[SET PROBLEM]:
Quote the data below in full, please, without altering anything.

[Excerpts from a figure dataset]
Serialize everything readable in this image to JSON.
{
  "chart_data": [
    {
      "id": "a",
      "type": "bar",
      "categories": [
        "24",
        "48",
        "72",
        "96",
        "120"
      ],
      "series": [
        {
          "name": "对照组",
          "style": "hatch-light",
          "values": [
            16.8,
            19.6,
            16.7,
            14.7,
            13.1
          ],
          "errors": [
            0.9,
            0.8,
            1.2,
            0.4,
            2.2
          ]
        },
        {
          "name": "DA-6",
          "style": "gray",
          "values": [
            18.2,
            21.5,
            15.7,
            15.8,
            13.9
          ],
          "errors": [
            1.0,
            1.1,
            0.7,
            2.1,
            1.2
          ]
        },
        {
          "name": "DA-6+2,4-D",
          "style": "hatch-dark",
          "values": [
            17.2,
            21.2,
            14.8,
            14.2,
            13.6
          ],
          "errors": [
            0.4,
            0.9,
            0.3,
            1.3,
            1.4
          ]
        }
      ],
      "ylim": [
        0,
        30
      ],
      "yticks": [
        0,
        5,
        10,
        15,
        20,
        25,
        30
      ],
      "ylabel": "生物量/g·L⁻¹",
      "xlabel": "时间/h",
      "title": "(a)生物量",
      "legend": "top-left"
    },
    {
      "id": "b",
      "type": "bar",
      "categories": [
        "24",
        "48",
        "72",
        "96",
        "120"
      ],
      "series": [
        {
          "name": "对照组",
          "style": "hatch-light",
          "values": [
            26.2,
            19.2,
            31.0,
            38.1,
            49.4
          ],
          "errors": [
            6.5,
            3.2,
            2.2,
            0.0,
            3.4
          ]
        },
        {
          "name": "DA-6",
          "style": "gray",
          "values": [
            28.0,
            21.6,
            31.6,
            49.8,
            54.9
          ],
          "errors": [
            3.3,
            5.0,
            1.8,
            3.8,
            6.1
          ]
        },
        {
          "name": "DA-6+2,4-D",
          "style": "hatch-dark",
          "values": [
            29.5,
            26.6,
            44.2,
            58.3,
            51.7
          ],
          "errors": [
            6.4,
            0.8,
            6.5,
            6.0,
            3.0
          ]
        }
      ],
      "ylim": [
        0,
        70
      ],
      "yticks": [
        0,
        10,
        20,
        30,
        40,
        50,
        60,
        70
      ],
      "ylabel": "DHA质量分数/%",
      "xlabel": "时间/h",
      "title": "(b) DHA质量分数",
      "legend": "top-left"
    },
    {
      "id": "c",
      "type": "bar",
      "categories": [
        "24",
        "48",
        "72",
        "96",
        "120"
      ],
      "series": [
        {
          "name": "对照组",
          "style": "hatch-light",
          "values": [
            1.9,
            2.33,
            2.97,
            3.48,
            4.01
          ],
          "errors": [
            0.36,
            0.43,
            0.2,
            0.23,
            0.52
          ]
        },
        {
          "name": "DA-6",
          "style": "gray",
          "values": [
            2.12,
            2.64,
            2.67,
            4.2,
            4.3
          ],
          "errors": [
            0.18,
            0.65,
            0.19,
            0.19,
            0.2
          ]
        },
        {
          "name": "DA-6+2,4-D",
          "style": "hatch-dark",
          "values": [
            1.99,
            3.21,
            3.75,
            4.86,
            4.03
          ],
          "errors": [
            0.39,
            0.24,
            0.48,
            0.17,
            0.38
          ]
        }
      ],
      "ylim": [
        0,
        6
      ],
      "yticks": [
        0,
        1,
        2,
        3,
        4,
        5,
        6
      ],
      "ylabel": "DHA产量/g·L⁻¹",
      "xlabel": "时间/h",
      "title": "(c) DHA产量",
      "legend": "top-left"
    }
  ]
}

[SOLUTION]:
Serialize everything readable in this image to JSON.
{
  "chart_data": [
    {
      "id": "a",
      "type": "bar",
      "categories": [
        "24",
        "48",
        "72",
        "96",
        "120"
      ],
      "series": [
        {
          "name": "对照组",
          "style": "hatch-light",
          "values": [
            16.8,
            19.6,
            16.7,
            14.7,
            13.1
          ],
          "errors": [
            0.9,
            0.8,
            1.2,
            0.4,
            2.2
          ]
        },
        {
          "name": "DA-6",
          "style": "gray",
          "values": [
            18.2,
            21.5,
            15.7,
            15.8,
            13.9
          ],
          "errors": [
            1.0,
            1.1,
            0.7,
            2.1,
            1.2
          ]
        },
        {
          "name": "DA-6+2,4-D",
          "style": "hatch-dark",
          "values": [
            17.2,
            21.2,
            14.8,
            14.2,
            13.6
          ],
          "errors": [
            0.4,
            0.9,
            0.3,
            1.3,
            1.4
          ]
        }
      ],
      "ylim": [
        0,
        30
      ],
      "yticks": [
        0,
        5,
        10,
        15,
        20,
        25,
        30
      ],
      "ylabel": "生物量/g·L⁻¹",
      "xlabel": "时间/h",
      "title": "(a)生物量",
      "legend": "top-left"
    },
    {
      "id": "b",
      "type": "bar",
      "categories": [
        "24",
        "48",
        "72",
        "96",
        "120"
      ],
      "series": [
        {
          "name": "对照组",
          "style": "hatch-light",
          "values": [
            26.2,
            19.2,
            31.0,
            38.1,
            49.4
          ],
          "errors": [
            6.5,
            3.2,
            2.2,
            0.0,
            3.4
          ]
        },
        {
          "name": "DA-6",
          "style": "gray",
          "values": [
            28.0,
            21.6,
            31.6,
            49.8,
            54.9
          ],
          "errors": [
            3.3,
            5.0,
            1.8,
            3.8,
            6.1
          ]
        },
        {
          "name": "DA-6+2,4-D",
          "style": "hatch-dark",
          "values": [
            29.5,
            26.6,
            44.2,
            58.3,
            51.7
          ],
          "errors": [
            6.4,
            0.8,
            6.5,
            6.0,
            3.0
          ]
        }
      ],
      "ylim": [
        0,
        70
      ],
      "yticks": [
        0,
        10,
        20,
        30,
        40,
        50,
        60,
        70
      ],
      "ylabel": "DHA质量分数/%",
      "xlabel": "时间/h",
      "title": "(b) DHA质量分数",
      "legend": "top-left"
    },
    {
      "id": "c",
      "type": "bar",
      "categories": [
        "24",
        "48",
        "72",
        "96",
        "120"
      ],
      "series": [
        {
          "name": "对照组",
          "style": "hatch-light",
          "values": [
            1.9,
            2.33,
            2.97,
            3.48,
            4.01
          ],
          "errors": [
            0.36,
            0.43,
            0.2,
            0.23,
            0.52
          ]
        },
        {
          "name": "DA-6",
          "style": "gray",
          "values": [
            2.12,
            2.64,
            2.67,
            4.2,
            4.3
          ],
          "errors": [
            0.18,
            0.65,
            0.19,
            0.19,
            0.2
          ]
        },
        {
          "name": "DA-6+2,4-D",
          "style": "hatch-dark",
          "values": [
            1.99,
            3.21,
            3.75,
            4.86,
            4.03
          ],
          "errors": [
            0.39,
            0.24,
            0.48,
            0.17,
            0.38
          ]
        }
      ],
      "ylim": [
        0,
        6
      ],
      "yticks": [
        0,
        1,
        2,
        3,
        4,
        5,
        6
      ],
      "ylabel": "DHA产量/g·L⁻¹",
      "xlabel": "时间/h",
      "title": "(c) DHA产量",
      "legend": "top-left"
    }
  ]
}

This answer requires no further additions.